Aim:
Extract every line from the records below that contains the word "text".

Saved entries:
══════════════════════════════

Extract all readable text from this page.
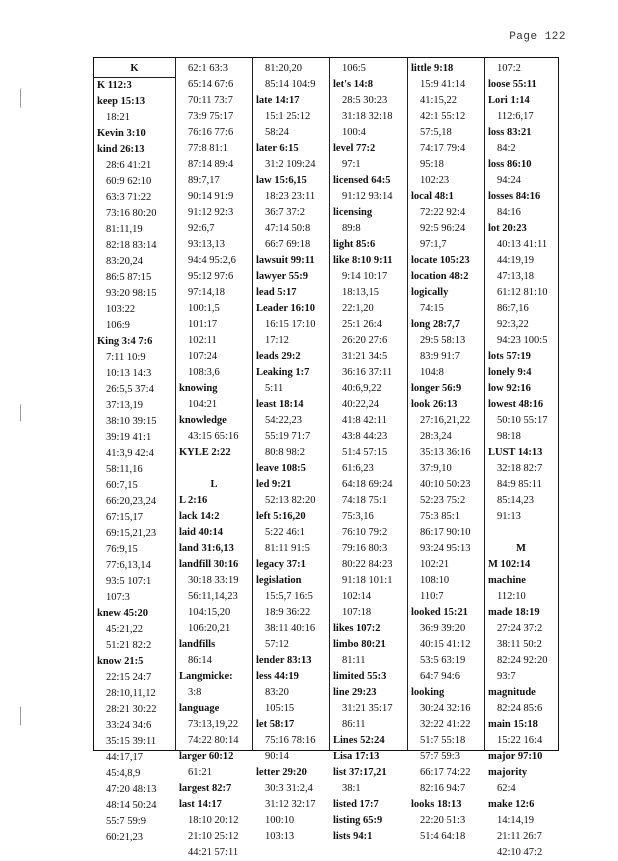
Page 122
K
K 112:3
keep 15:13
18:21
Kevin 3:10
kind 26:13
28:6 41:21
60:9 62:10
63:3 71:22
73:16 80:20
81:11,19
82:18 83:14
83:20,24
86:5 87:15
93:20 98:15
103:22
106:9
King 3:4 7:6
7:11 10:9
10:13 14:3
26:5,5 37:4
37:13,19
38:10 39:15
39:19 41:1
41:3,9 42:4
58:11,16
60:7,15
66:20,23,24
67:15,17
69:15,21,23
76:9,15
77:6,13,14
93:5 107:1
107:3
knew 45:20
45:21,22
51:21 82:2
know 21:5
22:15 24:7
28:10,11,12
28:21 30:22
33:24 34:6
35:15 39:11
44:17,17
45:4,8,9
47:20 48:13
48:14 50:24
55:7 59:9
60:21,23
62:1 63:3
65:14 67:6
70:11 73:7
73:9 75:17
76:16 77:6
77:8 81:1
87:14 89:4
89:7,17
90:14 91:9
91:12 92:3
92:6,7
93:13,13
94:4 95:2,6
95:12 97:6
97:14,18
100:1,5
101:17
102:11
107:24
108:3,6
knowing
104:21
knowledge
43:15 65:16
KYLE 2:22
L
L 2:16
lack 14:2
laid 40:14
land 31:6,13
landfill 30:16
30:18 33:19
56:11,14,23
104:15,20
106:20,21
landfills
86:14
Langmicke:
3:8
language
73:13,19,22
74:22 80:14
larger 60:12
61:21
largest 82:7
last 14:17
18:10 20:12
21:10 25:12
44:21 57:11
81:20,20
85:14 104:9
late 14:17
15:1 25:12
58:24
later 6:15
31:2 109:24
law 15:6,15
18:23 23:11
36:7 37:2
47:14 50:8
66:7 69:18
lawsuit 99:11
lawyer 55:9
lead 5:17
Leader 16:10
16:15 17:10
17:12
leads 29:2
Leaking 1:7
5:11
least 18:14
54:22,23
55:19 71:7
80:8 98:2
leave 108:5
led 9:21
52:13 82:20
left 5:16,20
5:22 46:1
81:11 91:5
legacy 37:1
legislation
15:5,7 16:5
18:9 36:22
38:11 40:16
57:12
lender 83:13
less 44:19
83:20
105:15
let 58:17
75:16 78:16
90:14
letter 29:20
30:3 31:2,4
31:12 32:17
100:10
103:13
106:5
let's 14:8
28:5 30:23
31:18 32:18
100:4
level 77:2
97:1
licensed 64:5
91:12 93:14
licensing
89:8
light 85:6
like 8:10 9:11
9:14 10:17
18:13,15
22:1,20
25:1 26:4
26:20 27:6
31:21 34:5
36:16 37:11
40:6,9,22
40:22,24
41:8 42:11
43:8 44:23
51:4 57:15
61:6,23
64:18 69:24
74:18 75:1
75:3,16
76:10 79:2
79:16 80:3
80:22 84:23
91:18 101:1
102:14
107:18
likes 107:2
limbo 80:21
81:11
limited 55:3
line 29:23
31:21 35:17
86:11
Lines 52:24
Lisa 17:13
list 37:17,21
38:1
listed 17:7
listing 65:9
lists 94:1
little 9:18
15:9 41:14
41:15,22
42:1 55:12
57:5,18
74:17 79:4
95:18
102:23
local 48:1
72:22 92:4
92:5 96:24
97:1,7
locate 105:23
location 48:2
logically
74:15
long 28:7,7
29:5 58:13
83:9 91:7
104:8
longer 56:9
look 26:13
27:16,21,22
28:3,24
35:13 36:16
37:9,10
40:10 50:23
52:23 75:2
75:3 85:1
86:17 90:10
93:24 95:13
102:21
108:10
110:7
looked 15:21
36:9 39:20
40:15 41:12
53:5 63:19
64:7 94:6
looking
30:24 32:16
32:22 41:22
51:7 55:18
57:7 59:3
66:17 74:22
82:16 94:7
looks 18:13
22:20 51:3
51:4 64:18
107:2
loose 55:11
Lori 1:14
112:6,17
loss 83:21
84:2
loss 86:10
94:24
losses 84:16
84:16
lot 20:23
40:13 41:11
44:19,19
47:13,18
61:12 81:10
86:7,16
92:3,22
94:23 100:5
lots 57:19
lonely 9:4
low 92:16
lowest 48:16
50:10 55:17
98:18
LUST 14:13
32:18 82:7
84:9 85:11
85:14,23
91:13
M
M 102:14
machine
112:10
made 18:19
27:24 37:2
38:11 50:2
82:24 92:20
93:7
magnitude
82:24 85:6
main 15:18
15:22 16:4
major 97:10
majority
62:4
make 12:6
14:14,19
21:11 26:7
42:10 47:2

══════════════════════════════

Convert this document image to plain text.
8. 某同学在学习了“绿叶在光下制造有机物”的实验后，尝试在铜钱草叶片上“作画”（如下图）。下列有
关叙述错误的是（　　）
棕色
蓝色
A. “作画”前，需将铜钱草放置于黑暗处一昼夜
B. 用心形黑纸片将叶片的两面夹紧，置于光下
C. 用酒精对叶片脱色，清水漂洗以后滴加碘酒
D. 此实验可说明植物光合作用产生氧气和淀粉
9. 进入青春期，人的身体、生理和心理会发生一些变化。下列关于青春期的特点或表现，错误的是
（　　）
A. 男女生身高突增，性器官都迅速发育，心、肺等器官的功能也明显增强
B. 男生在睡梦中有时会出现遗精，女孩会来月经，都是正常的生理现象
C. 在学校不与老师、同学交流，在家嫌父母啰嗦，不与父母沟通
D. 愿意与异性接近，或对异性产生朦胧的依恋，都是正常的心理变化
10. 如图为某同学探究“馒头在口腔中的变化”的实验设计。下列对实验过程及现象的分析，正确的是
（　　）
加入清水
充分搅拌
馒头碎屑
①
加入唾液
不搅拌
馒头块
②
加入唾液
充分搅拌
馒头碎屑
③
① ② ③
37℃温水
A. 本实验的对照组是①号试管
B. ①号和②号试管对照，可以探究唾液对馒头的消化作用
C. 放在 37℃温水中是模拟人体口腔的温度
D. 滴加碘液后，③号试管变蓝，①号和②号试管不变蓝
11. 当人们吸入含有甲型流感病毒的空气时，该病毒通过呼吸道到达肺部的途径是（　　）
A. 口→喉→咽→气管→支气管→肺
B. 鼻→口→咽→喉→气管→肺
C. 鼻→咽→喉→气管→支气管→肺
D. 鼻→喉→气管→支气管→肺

══════════════════════════════

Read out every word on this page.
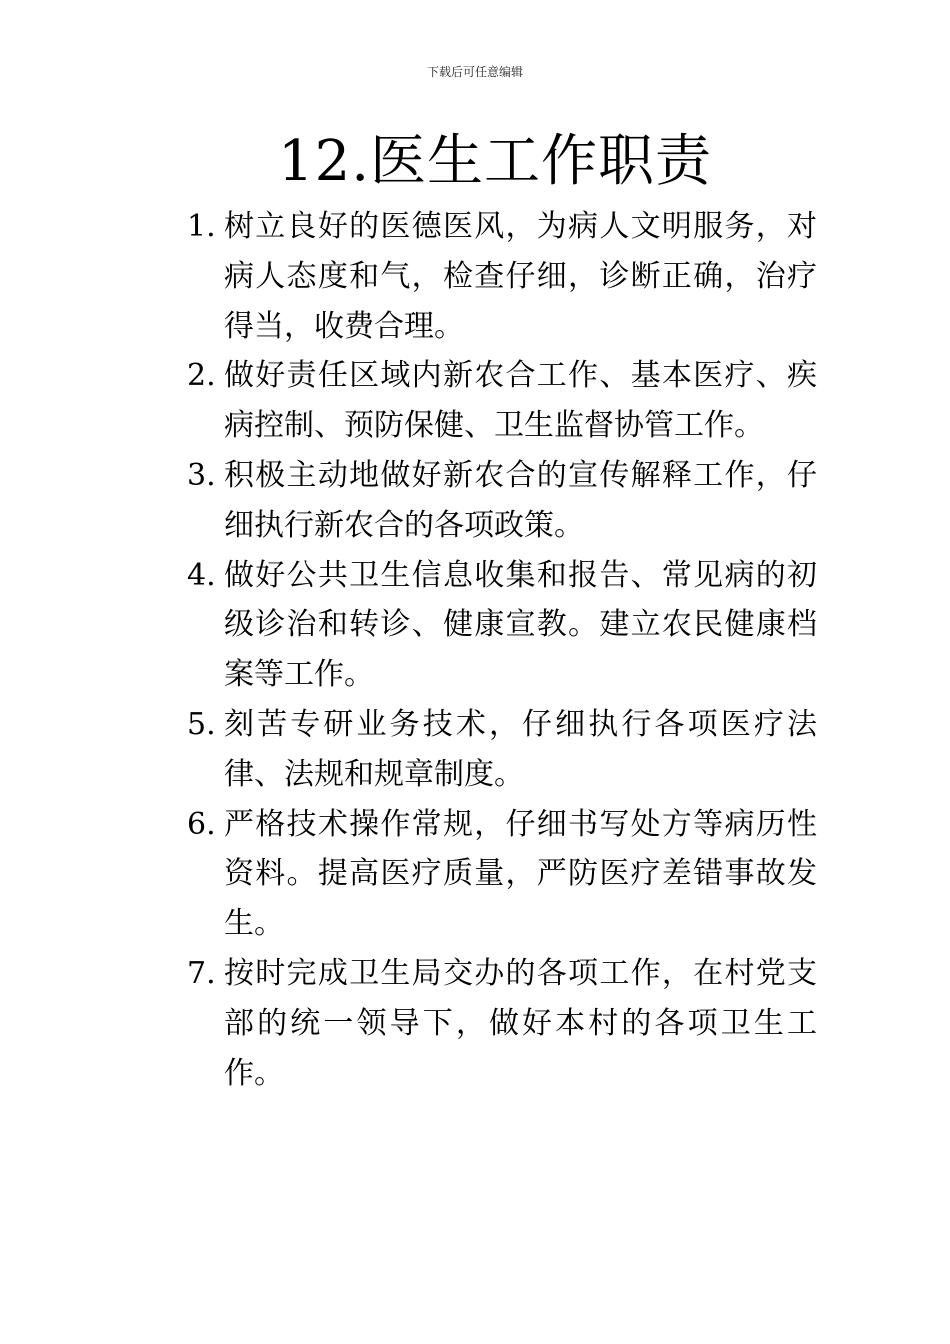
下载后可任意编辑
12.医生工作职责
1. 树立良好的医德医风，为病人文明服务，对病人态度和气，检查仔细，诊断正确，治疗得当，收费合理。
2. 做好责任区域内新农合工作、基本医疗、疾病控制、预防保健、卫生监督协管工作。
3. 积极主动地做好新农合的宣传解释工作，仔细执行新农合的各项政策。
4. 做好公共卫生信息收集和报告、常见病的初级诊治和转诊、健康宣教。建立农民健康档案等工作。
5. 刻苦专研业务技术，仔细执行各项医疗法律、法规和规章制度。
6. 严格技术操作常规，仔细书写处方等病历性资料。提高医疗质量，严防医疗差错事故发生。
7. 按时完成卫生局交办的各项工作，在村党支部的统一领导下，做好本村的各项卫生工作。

══════════════════════════════

Result:
Extract all readable text from this page.
Convert this document image to plain text.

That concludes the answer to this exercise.